What you need to do — Transcribe each record below word for word.

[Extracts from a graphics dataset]
..........

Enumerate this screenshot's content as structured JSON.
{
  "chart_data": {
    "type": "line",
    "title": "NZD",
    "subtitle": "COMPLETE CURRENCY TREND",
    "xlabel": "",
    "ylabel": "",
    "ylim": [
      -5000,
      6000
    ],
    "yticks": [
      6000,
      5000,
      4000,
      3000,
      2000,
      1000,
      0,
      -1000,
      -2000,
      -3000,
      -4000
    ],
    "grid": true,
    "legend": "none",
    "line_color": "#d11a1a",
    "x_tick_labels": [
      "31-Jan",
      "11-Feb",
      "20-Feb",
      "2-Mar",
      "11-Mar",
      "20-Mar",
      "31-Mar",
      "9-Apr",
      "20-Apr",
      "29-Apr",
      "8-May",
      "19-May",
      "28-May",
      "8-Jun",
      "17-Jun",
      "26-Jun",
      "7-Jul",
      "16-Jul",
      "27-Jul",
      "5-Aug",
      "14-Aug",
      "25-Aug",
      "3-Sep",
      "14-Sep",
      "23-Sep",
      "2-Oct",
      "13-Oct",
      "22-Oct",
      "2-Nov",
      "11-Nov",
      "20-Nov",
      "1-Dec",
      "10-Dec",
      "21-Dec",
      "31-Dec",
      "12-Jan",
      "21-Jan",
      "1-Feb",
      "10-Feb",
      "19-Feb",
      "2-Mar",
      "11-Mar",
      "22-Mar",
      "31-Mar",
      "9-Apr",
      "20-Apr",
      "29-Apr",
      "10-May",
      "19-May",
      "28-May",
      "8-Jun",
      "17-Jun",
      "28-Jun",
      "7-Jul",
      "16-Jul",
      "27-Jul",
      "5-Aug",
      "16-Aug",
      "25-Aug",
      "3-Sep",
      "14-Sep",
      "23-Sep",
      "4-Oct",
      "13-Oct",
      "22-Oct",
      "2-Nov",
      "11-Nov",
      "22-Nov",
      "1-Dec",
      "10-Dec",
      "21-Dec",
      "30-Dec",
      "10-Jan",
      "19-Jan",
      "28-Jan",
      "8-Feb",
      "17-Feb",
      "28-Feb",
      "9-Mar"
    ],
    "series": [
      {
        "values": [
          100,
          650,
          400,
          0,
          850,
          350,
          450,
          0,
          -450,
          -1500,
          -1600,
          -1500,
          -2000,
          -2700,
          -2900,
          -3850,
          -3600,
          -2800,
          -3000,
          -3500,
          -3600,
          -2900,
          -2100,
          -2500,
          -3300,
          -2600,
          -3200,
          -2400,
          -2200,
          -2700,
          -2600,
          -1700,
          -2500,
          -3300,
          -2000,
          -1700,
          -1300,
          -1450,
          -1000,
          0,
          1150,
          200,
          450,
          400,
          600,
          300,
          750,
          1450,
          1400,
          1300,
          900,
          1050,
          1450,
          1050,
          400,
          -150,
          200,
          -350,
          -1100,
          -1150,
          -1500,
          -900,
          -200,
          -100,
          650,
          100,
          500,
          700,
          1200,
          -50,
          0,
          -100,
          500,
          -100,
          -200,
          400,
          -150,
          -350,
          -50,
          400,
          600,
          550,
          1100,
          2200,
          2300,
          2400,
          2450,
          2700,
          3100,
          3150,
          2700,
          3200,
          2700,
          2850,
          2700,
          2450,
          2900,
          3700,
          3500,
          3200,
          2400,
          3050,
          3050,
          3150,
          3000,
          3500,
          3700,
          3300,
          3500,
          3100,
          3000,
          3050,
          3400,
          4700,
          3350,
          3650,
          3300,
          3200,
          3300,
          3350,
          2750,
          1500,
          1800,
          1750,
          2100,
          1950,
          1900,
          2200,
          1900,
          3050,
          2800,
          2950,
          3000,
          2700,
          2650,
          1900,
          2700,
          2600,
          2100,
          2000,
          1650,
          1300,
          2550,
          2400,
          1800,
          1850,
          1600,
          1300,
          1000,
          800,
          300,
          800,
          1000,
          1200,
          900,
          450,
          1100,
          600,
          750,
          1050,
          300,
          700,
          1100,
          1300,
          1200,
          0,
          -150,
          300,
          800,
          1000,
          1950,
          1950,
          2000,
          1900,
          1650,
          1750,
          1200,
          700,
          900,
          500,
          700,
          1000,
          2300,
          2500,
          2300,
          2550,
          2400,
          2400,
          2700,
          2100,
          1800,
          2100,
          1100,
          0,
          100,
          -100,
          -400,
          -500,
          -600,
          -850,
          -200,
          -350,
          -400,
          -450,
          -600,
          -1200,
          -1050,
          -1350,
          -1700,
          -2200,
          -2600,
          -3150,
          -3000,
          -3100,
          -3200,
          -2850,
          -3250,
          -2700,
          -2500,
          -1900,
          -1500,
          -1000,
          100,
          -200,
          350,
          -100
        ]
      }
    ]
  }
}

..........

Full solution —
Enumerate this screenshot's content as structured JSON.
{
  "chart_data": {
    "type": "line",
    "title": "NZD",
    "subtitle": "COMPLETE CURRENCY TREND",
    "xlabel": "",
    "ylabel": "",
    "ylim": [
      -5000,
      6000
    ],
    "yticks": [
      6000,
      5000,
      4000,
      3000,
      2000,
      1000,
      0,
      -1000,
      -2000,
      -3000,
      -4000
    ],
    "grid": true,
    "legend": "none",
    "line_color": "#d11a1a",
    "x_tick_labels": [
      "31-Jan",
      "11-Feb",
      "20-Feb",
      "2-Mar",
      "11-Mar",
      "20-Mar",
      "31-Mar",
      "9-Apr",
      "20-Apr",
      "29-Apr",
      "8-May",
      "19-May",
      "28-May",
      "8-Jun",
      "17-Jun",
      "26-Jun",
      "7-Jul",
      "16-Jul",
      "27-Jul",
      "5-Aug",
      "14-Aug",
      "25-Aug",
      "3-Sep",
      "14-Sep",
      "23-Sep",
      "2-Oct",
      "13-Oct",
      "22-Oct",
      "2-Nov",
      "11-Nov",
      "20-Nov",
      "1-Dec",
      "10-Dec",
      "21-Dec",
      "31-Dec",
      "12-Jan",
      "21-Jan",
      "1-Feb",
      "10-Feb",
      "19-Feb",
      "2-Mar",
      "11-Mar",
      "22-Mar",
      "31-Mar",
      "9-Apr",
      "20-Apr",
      "29-Apr",
      "10-May",
      "19-May",
      "28-May",
      "8-Jun",
      "17-Jun",
      "28-Jun",
      "7-Jul",
      "16-Jul",
      "27-Jul",
      "5-Aug",
      "16-Aug",
      "25-Aug",
      "3-Sep",
      "14-Sep",
      "23-Sep",
      "4-Oct",
      "13-Oct",
      "22-Oct",
      "2-Nov",
      "11-Nov",
      "22-Nov",
      "1-Dec",
      "10-Dec",
      "21-Dec",
      "30-Dec",
      "10-Jan",
      "19-Jan",
      "28-Jan",
      "8-Feb",
      "17-Feb",
      "28-Feb",
      "9-Mar"
    ],
    "series": [
      {
        "values": [
          100,
          650,
          400,
          0,
          850,
          350,
          450,
          0,
          -450,
          -1500,
          -1600,
          -1500,
          -2000,
          -2700,
          -2900,
          -3850,
          -3600,
          -2800,
          -3000,
          -3500,
          -3600,
          -2900,
          -2100,
          -2500,
          -3300,
          -2600,
          -3200,
          -2400,
          -2200,
          -2700,
          -2600,
          -1700,
          -2500,
          -3300,
          -2000,
          -1700,
          -1300,
          -1450,
          -1000,
          0,
          1150,
          200,
          450,
          400,
          600,
          300,
          750,
          1450,
          1400,
          1300,
          900,
          1050,
          1450,
          1050,
          400,
          -150,
          200,
          -350,
          -1100,
          -1150,
          -1500,
          -900,
          -200,
          -100,
          650,
          100,
          500,
          700,
          1200,
          -50,
          0,
          -100,
          500,
          -100,
          -200,
          400,
          -150,
          -350,
          -50,
          400,
          600,
          550,
          1100,
          2200,
          2300,
          2400,
          2450,
          2700,
          3100,
          3150,
          2700,
          3200,
          2700,
          2850,
          2700,
          2450,
          2900,
          3700,
          3500,
          3200,
          2400,
          3050,
          3050,
          3150,
          3000,
          3500,
          3700,
          3300,
          3500,
          3100,
          3000,
          3050,
          3400,
          4700,
          3350,
          3650,
          3300,
          3200,
          3300,
          3350,
          2750,
          1500,
          1800,
          1750,
          2100,
          1950,
          1900,
          2200,
          1900,
          3050,
          2800,
          2950,
          3000,
          2700,
          2650,
          1900,
          2700,
          2600,
          2100,
          2000,
          1650,
          1300,
          2550,
          2400,
          1800,
          1850,
          1600,
          1300,
          1000,
          800,
          300,
          800,
          1000,
          1200,
          900,
          450,
          1100,
          600,
          750,
          1050,
          300,
          700,
          1100,
          1300,
          1200,
          0,
          -150,
          300,
          800,
          1000,
          1950,
          1950,
          2000,
          1900,
          1650,
          1750,
          1200,
          700,
          900,
          500,
          700,
          1000,
          2300,
          2500,
          2300,
          2550,
          2400,
          2400,
          2700,
          2100,
          1800,
          2100,
          1100,
          0,
          100,
          -100,
          -400,
          -500,
          -600,
          -850,
          -200,
          -350,
          -400,
          -450,
          -600,
          -1200,
          -1050,
          -1350,
          -1700,
          -2200,
          -2600,
          -3150,
          -3000,
          -3100,
          -3200,
          -2850,
          -3250,
          -2700,
          -2500,
          -1900,
          -1500,
          -1000,
          100,
          -200,
          350,
          -100
        ]
      }
    ]
  }
}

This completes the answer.